(Some records)
— begin —
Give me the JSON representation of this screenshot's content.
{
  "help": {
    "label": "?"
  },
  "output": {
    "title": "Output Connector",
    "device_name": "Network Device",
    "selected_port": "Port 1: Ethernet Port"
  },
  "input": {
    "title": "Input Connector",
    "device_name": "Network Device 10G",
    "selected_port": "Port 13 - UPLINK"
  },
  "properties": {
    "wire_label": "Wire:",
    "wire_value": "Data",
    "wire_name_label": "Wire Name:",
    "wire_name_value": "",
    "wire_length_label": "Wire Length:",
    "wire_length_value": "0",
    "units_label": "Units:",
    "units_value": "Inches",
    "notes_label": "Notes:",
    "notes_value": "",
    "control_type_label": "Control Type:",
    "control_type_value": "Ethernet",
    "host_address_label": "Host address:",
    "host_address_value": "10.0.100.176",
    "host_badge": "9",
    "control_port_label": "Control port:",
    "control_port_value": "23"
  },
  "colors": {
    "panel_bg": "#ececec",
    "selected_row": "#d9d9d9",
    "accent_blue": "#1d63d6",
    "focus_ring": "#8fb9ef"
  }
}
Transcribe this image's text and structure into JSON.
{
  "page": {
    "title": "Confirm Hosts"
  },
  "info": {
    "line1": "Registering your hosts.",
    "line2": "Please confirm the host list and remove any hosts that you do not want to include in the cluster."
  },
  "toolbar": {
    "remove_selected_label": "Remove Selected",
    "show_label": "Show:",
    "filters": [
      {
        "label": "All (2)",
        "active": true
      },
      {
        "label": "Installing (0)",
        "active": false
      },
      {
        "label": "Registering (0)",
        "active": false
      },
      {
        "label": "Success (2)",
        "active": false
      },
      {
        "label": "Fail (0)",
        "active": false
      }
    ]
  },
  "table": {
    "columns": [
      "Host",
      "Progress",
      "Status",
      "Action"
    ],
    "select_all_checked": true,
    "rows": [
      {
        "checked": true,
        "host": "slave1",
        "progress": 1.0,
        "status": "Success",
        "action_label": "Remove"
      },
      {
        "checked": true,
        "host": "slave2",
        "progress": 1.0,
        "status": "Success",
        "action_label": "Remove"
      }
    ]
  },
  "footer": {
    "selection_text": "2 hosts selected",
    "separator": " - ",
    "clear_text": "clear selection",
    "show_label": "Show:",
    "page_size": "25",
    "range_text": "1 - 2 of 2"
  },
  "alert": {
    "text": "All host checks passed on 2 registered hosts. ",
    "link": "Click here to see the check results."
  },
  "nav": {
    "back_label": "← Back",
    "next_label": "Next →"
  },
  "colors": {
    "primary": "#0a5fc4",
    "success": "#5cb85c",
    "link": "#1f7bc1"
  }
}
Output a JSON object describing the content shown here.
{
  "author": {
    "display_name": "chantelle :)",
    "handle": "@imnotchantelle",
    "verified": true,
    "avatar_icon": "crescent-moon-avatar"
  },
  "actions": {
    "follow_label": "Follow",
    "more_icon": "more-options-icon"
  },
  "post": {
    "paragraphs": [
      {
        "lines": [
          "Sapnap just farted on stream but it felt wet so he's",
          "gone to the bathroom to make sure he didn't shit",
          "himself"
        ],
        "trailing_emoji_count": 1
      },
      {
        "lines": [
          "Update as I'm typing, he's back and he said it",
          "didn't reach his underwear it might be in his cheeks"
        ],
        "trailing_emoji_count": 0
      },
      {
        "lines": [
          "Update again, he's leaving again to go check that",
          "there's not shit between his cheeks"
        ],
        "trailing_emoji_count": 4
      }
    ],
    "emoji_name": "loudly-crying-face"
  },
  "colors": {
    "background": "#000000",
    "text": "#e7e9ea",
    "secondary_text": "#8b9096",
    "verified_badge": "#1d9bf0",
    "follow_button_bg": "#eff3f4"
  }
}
— end —
- [GIVEN TASK] Repeat the records above exactly.

- [OUTPUT BELOW]
Give me the JSON representation of this screenshot's content.
{
  "help": {
    "label": "?"
  },
  "output": {
    "title": "Output Connector",
    "device_name": "Network Device",
    "selected_port": "Port 1: Ethernet Port"
  },
  "input": {
    "title": "Input Connector",
    "device_name": "Network Device 10G",
    "selected_port": "Port 13 - UPLINK"
  },
  "properties": {
    "wire_label": "Wire:",
    "wire_value": "Data",
    "wire_name_label": "Wire Name:",
    "wire_name_value": "",
    "wire_length_label": "Wire Length:",
    "wire_length_value": "0",
    "units_label": "Units:",
    "units_value": "Inches",
    "notes_label": "Notes:",
    "notes_value": "",
    "control_type_label": "Control Type:",
    "control_type_value": "Ethernet",
    "host_address_label": "Host address:",
    "host_address_value": "10.0.100.176",
    "host_badge": "9",
    "control_port_label": "Control port:",
    "control_port_value": "23"
  },
  "colors": {
    "panel_bg": "#ececec",
    "selected_row": "#d9d9d9",
    "accent_blue": "#1d63d6",
    "focus_ring": "#8fb9ef"
  }
}
Transcribe this image's text and structure into JSON.
{
  "page": {
    "title": "Confirm Hosts"
  },
  "info": {
    "line1": "Registering your hosts.",
    "line2": "Please confirm the host list and remove any hosts that you do not want to include in the cluster."
  },
  "toolbar": {
    "remove_selected_label": "Remove Selected",
    "show_label": "Show:",
    "filters": [
      {
        "label": "All (2)",
        "active": true
      },
      {
        "label": "Installing (0)",
        "active": false
      },
      {
        "label": "Registering (0)",
        "active": false
      },
      {
        "label": "Success (2)",
        "active": false
      },
      {
        "label": "Fail (0)",
        "active": false
      }
    ]
  },
  "table": {
    "columns": [
      "Host",
      "Progress",
      "Status",
      "Action"
    ],
    "select_all_checked": true,
    "rows": [
      {
        "checked": true,
        "host": "slave1",
        "progress": 1.0,
        "status": "Success",
        "action_label": "Remove"
      },
      {
        "checked": true,
        "host": "slave2",
        "progress": 1.0,
        "status": "Success",
        "action_label": "Remove"
      }
    ]
  },
  "footer": {
    "selection_text": "2 hosts selected",
    "separator": " - ",
    "clear_text": "clear selection",
    "show_label": "Show:",
    "page_size": "25",
    "range_text": "1 - 2 of 2"
  },
  "alert": {
    "text": "All host checks passed on 2 registered hosts. ",
    "link": "Click here to see the check results."
  },
  "nav": {
    "back_label": "← Back",
    "next_label": "Next →"
  },
  "colors": {
    "primary": "#0a5fc4",
    "success": "#5cb85c",
    "link": "#1f7bc1"
  }
}
Output a JSON object describing the content shown here.
{
  "author": {
    "display_name": "chantelle :)",
    "handle": "@imnotchantelle",
    "verified": true,
    "avatar_icon": "crescent-moon-avatar"
  },
  "actions": {
    "follow_label": "Follow",
    "more_icon": "more-options-icon"
  },
  "post": {
    "paragraphs": [
      {
        "lines": [
          "Sapnap just farted on stream but it felt wet so he's",
          "gone to the bathroom to make sure he didn't shit",
          "himself"
        ],
        "trailing_emoji_count": 1
      },
      {
        "lines": [
          "Update as I'm typing, he's back and he said it",
          "didn't reach his underwear it might be in his cheeks"
        ],
        "trailing_emoji_count": 0
      },
      {
        "lines": [
          "Update again, he's leaving again to go check that",
          "there's not shit between his cheeks"
        ],
        "trailing_emoji_count": 4
      }
    ],
    "emoji_name": "loudly-crying-face"
  },
  "colors": {
    "background": "#000000",
    "text": "#e7e9ea",
    "secondary_text": "#8b9096",
    "verified_badge": "#1d9bf0",
    "follow_button_bg": "#eff3f4"
  }
}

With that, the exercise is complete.